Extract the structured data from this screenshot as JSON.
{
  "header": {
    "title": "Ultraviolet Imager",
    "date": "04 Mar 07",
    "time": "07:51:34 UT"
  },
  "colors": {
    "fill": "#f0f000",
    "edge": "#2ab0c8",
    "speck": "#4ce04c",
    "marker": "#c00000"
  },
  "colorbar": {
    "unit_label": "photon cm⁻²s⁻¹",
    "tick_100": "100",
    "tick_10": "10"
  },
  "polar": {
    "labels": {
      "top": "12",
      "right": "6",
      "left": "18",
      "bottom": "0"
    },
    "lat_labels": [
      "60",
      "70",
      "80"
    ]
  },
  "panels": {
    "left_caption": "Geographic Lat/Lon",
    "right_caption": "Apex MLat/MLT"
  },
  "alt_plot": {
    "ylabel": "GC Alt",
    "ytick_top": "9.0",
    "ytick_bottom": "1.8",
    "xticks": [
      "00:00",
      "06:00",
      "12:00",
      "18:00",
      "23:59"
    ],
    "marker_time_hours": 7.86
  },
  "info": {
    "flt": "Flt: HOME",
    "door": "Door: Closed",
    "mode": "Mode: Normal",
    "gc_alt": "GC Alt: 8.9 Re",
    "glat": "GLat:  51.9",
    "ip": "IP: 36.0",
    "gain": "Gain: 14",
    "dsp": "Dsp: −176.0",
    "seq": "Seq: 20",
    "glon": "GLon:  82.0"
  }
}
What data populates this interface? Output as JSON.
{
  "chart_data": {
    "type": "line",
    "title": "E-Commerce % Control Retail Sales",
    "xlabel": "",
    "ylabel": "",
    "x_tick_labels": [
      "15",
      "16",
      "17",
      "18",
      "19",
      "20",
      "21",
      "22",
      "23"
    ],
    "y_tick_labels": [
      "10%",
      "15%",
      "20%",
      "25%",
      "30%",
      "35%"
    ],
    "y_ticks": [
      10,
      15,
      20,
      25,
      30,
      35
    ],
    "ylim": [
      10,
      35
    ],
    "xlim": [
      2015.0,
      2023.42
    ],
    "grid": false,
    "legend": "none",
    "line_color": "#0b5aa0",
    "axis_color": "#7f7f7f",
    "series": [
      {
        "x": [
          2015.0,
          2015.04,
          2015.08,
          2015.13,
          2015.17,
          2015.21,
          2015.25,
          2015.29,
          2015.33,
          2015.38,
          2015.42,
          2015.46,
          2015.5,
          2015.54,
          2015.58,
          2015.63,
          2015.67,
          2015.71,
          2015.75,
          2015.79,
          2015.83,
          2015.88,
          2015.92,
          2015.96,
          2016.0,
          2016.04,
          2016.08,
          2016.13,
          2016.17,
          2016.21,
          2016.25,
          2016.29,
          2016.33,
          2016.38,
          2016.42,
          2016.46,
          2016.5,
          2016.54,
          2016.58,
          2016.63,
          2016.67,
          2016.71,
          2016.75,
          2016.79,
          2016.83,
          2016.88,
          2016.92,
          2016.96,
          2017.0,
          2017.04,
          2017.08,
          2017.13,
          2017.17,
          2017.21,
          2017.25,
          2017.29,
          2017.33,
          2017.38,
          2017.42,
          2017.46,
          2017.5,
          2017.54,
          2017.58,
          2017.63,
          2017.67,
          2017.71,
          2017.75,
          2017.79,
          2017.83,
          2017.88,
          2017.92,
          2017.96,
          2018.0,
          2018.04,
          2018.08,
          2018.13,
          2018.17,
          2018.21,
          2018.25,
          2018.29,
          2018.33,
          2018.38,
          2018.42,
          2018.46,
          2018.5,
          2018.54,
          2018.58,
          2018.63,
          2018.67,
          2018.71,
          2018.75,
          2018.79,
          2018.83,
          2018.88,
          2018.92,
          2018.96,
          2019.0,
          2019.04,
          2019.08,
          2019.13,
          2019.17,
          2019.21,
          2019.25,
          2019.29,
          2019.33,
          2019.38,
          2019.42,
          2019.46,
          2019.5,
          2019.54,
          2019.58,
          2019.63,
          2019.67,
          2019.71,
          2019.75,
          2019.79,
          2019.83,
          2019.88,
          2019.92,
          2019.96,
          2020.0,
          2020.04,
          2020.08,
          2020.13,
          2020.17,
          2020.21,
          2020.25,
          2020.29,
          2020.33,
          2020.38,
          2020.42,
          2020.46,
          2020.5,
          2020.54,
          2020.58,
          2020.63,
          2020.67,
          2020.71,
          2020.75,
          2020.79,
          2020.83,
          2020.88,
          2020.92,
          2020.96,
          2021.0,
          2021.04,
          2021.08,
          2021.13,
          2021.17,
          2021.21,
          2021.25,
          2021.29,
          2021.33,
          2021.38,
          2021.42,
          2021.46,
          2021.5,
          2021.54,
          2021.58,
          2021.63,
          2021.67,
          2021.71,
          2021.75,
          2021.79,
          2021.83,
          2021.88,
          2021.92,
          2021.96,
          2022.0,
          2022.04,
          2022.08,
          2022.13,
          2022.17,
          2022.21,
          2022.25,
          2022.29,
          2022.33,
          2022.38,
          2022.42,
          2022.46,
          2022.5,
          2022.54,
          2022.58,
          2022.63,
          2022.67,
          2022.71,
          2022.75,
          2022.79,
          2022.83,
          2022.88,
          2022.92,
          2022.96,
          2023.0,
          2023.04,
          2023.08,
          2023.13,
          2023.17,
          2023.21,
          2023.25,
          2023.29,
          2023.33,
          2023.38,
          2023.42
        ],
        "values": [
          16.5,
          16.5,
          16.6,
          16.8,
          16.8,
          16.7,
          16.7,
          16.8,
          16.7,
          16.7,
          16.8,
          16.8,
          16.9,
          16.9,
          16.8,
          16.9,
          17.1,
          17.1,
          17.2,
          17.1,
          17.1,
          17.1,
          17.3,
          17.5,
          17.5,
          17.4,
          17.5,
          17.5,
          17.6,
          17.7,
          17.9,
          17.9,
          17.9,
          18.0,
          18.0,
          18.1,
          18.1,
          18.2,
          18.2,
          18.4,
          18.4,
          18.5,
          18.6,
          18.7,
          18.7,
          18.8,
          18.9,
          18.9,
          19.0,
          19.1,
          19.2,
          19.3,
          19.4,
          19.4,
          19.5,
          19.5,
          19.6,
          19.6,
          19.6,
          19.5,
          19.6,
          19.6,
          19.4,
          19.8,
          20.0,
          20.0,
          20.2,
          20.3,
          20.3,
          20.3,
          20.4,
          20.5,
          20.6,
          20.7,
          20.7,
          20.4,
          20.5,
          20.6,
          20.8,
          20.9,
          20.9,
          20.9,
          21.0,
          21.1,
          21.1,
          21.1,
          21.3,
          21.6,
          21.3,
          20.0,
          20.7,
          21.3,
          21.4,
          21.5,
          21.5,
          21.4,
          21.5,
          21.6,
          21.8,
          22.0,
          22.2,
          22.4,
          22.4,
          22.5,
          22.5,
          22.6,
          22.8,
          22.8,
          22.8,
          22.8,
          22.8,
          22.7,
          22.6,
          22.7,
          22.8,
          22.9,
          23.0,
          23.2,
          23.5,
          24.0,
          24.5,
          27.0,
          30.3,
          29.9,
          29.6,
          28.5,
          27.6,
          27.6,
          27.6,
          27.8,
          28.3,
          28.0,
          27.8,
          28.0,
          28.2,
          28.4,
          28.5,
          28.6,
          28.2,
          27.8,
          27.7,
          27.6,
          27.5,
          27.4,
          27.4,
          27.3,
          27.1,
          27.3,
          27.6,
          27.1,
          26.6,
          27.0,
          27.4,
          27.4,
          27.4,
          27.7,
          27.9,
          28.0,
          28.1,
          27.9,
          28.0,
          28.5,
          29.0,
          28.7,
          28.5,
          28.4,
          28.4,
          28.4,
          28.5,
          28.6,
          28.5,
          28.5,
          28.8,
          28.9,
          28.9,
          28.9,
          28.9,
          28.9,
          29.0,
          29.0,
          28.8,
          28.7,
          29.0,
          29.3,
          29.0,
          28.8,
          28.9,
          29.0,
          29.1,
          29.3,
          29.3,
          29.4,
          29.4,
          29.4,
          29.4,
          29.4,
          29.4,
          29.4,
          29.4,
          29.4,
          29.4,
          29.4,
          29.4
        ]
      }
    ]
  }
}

TO BE DONE:
Of the lines in the listing, how many hold the word "title"? Nothing but the number is needed.

RESPONSE BELOW:
2